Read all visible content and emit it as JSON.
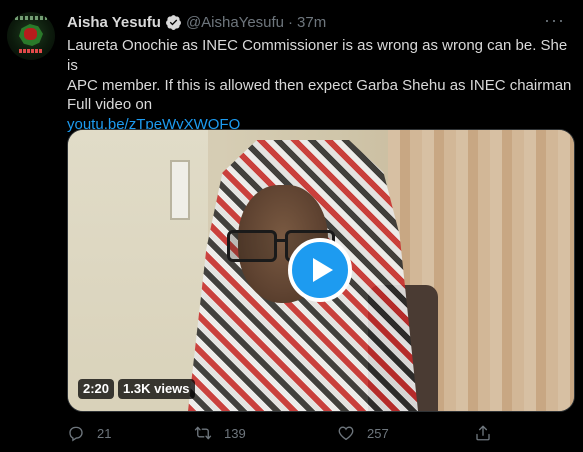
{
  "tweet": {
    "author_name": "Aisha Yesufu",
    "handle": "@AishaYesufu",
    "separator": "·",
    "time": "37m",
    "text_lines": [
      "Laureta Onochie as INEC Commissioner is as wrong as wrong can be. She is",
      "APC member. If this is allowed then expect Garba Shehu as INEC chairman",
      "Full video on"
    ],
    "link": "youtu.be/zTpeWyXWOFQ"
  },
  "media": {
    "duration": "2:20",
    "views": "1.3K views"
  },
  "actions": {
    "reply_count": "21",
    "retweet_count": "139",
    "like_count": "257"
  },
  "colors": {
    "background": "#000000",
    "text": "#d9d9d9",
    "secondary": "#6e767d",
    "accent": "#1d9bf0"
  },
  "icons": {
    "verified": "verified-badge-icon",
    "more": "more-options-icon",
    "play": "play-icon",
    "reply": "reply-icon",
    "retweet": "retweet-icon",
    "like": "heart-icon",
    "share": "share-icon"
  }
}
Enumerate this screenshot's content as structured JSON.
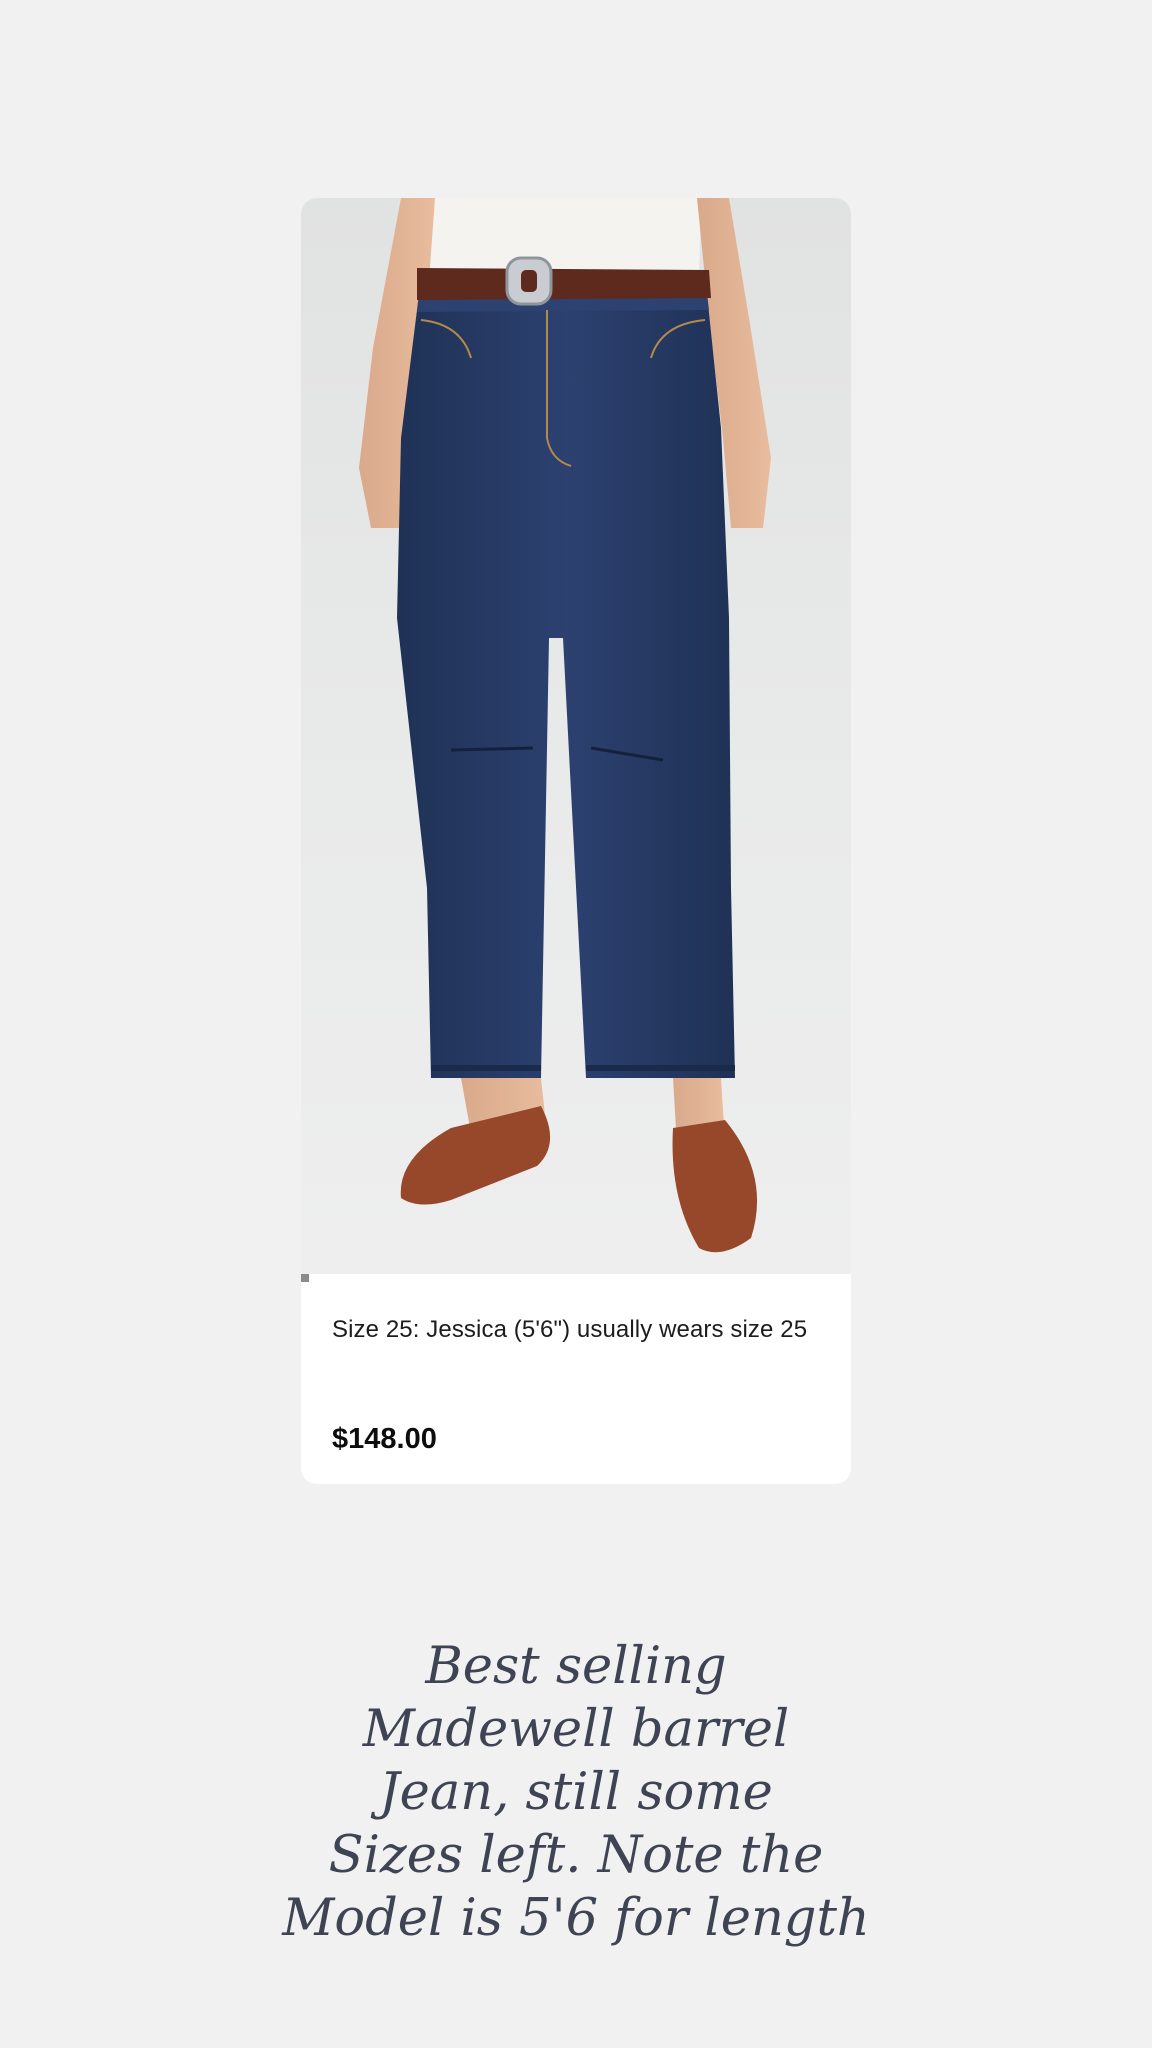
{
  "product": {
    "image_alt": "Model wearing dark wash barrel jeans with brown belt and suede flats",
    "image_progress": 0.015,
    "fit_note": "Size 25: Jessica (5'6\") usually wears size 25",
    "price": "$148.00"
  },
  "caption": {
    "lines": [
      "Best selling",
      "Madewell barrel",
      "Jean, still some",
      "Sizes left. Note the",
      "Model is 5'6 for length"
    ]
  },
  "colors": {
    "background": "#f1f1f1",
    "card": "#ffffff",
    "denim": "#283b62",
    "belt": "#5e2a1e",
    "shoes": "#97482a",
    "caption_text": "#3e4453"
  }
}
*-*-*
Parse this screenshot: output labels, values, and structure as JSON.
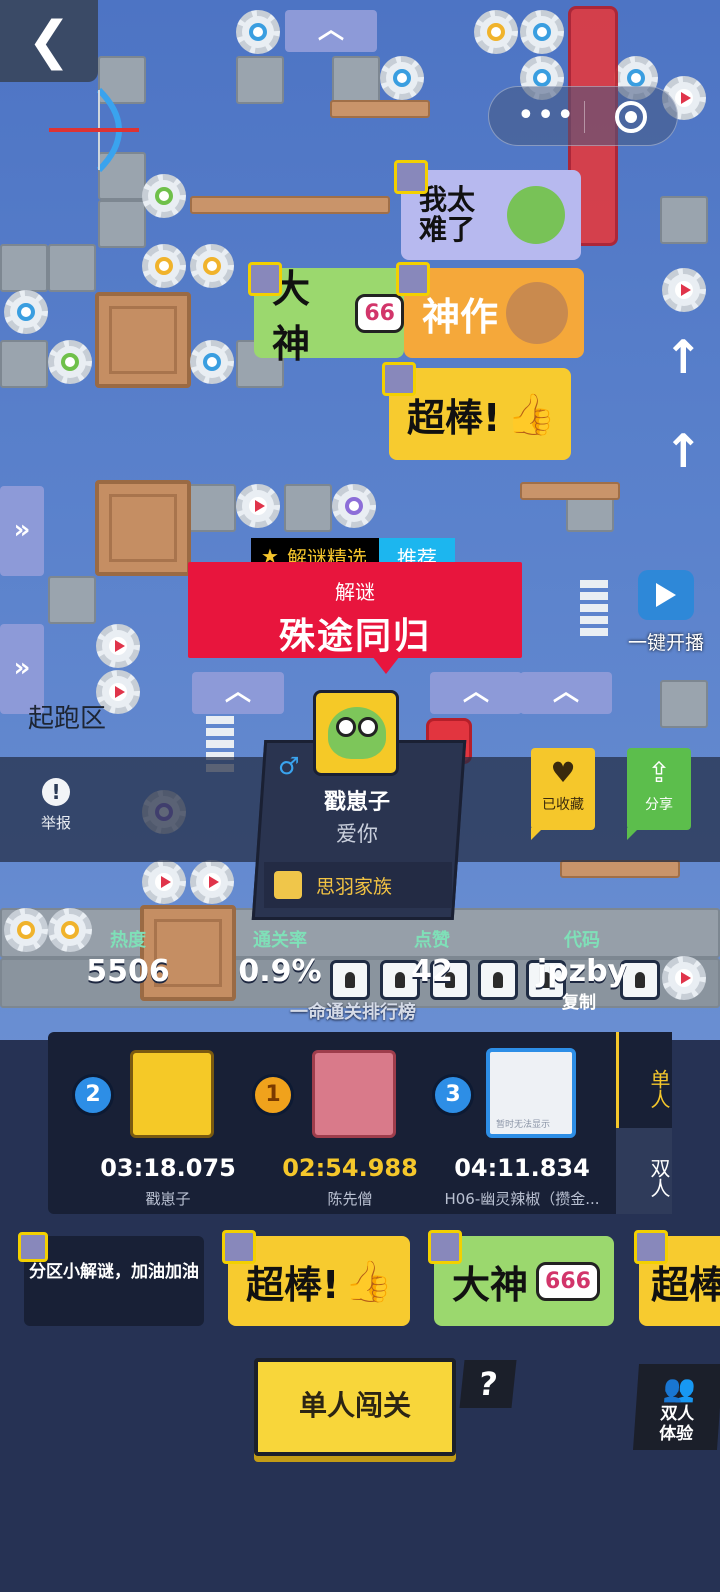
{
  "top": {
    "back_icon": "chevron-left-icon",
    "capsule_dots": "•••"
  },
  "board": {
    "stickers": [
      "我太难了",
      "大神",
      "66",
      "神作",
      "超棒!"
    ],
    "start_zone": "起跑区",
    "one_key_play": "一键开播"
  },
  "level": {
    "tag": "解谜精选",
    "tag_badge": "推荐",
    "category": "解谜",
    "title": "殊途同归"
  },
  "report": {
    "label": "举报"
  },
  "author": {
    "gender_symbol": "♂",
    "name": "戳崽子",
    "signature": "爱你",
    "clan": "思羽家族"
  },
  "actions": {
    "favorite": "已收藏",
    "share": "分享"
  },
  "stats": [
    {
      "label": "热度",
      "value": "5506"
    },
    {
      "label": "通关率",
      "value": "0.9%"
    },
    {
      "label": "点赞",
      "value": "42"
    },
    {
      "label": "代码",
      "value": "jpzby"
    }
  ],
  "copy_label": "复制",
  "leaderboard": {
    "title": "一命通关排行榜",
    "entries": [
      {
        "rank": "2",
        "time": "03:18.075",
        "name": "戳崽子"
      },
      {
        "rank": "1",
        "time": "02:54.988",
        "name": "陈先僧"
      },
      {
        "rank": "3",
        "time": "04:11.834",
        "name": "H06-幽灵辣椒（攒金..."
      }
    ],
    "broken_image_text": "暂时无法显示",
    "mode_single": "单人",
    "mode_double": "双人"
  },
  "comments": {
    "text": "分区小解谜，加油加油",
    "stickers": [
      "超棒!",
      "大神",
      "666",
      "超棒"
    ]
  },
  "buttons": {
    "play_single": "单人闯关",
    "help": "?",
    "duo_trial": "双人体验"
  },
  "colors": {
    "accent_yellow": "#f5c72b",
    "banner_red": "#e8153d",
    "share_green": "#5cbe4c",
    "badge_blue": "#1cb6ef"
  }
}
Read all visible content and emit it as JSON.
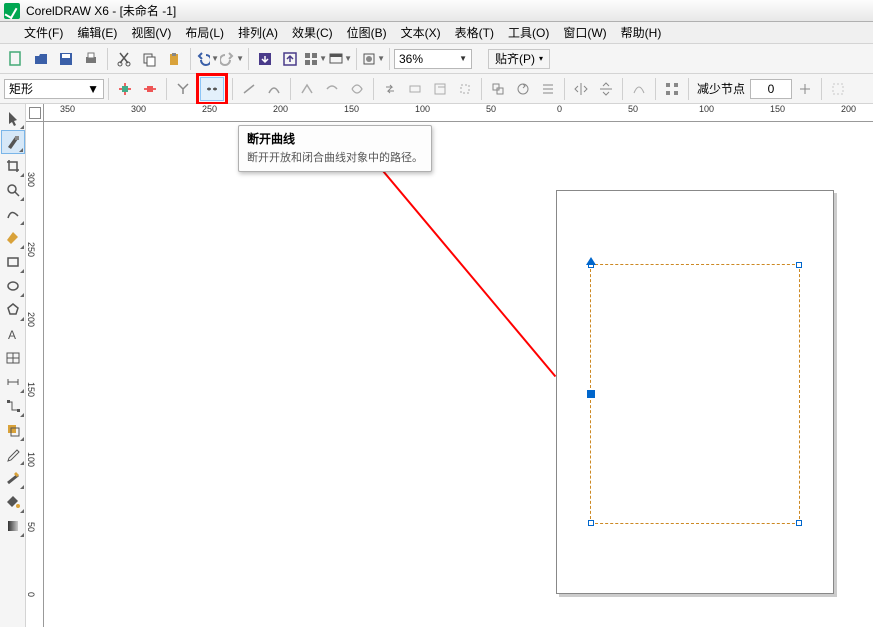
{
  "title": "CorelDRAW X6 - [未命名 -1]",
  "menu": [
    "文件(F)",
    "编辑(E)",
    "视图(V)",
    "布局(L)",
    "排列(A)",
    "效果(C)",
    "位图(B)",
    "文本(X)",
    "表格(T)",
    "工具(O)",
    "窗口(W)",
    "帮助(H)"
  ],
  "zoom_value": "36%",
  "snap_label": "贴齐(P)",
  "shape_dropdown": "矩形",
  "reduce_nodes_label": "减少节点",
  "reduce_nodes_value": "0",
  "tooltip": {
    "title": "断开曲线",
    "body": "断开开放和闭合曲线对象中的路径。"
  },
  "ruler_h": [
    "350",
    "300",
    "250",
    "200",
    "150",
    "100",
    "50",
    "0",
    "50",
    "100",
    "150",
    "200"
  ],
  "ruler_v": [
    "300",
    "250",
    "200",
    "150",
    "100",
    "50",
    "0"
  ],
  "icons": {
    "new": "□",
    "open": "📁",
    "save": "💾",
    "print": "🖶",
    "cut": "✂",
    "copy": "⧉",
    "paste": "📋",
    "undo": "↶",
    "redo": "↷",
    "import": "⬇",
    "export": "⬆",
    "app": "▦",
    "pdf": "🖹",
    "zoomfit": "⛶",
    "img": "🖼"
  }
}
*-*-*
* _Written instruction_: Pull out all lines from the listing that contain the string "INEC".

* _Solution below_:
      "Laureta Onochie as INEC Commissioner is as wrong as wrong can be. She is",
      "APC member. If this is allowed then expect Garba Shehu as INEC chairman",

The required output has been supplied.